Stored data:

-=-=-=-=-

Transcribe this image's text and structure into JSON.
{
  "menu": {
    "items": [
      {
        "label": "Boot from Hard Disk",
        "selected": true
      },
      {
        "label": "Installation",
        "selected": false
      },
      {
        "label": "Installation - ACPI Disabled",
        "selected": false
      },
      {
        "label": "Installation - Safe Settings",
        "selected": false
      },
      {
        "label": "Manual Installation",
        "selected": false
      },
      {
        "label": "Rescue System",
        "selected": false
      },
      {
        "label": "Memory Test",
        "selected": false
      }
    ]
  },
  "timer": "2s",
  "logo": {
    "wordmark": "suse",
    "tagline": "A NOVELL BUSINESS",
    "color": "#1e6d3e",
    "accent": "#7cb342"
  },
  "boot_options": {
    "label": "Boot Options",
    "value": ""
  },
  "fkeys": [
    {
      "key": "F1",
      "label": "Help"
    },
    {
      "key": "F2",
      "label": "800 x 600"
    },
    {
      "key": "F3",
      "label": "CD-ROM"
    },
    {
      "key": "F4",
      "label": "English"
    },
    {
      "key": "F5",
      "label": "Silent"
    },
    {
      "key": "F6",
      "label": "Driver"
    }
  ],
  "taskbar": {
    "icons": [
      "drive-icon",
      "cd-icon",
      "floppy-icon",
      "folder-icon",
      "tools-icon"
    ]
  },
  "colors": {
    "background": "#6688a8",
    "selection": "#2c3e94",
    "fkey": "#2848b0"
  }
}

-=-=-=-=-

Write out all the data again, exactly as it appears.

Transcribe this image's text and structure into JSON.
{
  "menu": {
    "items": [
      {
        "label": "Boot from Hard Disk",
        "selected": true
      },
      {
        "label": "Installation",
        "selected": false
      },
      {
        "label": "Installation - ACPI Disabled",
        "selected": false
      },
      {
        "label": "Installation - Safe Settings",
        "selected": false
      },
      {
        "label": "Manual Installation",
        "selected": false
      },
      {
        "label": "Rescue System",
        "selected": false
      },
      {
        "label": "Memory Test",
        "selected": false
      }
    ]
  },
  "timer": "2s",
  "logo": {
    "wordmark": "suse",
    "tagline": "A NOVELL BUSINESS",
    "color": "#1e6d3e",
    "accent": "#7cb342"
  },
  "boot_options": {
    "label": "Boot Options",
    "value": ""
  },
  "fkeys": [
    {
      "key": "F1",
      "label": "Help"
    },
    {
      "key": "F2",
      "label": "800 x 600"
    },
    {
      "key": "F3",
      "label": "CD-ROM"
    },
    {
      "key": "F4",
      "label": "English"
    },
    {
      "key": "F5",
      "label": "Silent"
    },
    {
      "key": "F6",
      "label": "Driver"
    }
  ],
  "taskbar": {
    "icons": [
      "drive-icon",
      "cd-icon",
      "floppy-icon",
      "folder-icon",
      "tools-icon"
    ]
  },
  "colors": {
    "background": "#6688a8",
    "selection": "#2c3e94",
    "fkey": "#2848b0"
  }
}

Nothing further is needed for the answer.